WHAT THE EXERCISE ASKS –
Provide the number of lines containing the word "type", and nothing else.

SUPPLIED ENTRIES –

################

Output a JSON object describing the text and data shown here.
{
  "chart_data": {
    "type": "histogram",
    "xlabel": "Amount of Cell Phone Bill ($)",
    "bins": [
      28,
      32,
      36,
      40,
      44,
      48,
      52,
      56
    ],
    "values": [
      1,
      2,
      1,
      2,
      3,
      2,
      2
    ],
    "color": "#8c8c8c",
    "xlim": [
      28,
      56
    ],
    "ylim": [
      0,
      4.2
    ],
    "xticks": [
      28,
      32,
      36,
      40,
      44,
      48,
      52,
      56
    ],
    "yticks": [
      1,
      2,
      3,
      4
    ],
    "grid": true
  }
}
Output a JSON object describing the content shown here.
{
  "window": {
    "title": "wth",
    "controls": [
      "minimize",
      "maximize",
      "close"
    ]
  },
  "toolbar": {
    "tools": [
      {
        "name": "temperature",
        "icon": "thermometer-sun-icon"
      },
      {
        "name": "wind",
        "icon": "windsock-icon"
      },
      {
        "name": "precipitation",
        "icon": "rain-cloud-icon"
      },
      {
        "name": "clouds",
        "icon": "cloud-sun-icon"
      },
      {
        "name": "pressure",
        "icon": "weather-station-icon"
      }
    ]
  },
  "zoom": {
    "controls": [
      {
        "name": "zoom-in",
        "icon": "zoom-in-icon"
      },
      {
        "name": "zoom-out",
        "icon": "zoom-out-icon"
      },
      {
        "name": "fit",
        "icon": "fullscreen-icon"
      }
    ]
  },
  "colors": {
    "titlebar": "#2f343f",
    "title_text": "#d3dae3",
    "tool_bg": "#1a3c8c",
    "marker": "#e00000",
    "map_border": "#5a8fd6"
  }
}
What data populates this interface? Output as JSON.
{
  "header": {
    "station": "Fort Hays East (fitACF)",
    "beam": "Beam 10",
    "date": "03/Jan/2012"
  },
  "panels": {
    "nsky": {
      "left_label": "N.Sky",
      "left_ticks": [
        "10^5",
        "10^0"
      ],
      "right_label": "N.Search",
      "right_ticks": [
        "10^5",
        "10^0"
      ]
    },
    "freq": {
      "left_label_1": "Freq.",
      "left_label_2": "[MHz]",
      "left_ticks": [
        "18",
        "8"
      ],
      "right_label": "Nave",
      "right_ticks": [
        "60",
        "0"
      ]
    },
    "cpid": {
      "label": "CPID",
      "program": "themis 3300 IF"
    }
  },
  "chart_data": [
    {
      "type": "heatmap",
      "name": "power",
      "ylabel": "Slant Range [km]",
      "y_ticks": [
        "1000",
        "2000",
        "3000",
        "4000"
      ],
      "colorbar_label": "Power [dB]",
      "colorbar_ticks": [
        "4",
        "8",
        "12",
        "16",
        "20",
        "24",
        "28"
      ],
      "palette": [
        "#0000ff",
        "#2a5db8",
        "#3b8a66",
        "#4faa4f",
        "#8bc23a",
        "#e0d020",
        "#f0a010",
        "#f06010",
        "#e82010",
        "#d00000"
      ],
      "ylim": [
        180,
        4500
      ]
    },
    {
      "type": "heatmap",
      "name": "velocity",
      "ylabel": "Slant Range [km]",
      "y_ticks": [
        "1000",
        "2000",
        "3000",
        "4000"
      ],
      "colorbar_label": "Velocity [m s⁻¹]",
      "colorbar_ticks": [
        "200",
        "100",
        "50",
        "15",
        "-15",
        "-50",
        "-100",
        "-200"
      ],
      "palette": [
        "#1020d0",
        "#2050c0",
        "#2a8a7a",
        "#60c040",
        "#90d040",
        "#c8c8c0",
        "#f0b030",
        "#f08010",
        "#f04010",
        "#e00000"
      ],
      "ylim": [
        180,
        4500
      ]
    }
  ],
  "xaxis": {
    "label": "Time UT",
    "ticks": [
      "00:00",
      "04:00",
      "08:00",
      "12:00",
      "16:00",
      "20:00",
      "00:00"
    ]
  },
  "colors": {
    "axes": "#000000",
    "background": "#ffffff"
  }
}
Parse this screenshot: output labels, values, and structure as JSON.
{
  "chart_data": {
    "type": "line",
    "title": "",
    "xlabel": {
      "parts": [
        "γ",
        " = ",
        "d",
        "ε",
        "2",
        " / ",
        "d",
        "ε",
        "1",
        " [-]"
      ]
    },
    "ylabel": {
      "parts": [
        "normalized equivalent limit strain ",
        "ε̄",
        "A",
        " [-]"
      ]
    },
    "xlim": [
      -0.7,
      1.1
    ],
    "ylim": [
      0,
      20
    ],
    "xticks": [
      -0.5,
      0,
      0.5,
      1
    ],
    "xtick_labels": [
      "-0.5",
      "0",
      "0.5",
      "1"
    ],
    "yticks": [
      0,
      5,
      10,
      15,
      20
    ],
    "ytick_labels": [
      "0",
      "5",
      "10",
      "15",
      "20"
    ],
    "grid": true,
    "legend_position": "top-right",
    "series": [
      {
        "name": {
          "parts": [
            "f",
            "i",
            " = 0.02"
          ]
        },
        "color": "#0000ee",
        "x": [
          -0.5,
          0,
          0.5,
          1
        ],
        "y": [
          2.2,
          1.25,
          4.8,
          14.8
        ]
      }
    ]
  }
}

################

EXPECTED ANSWER –
4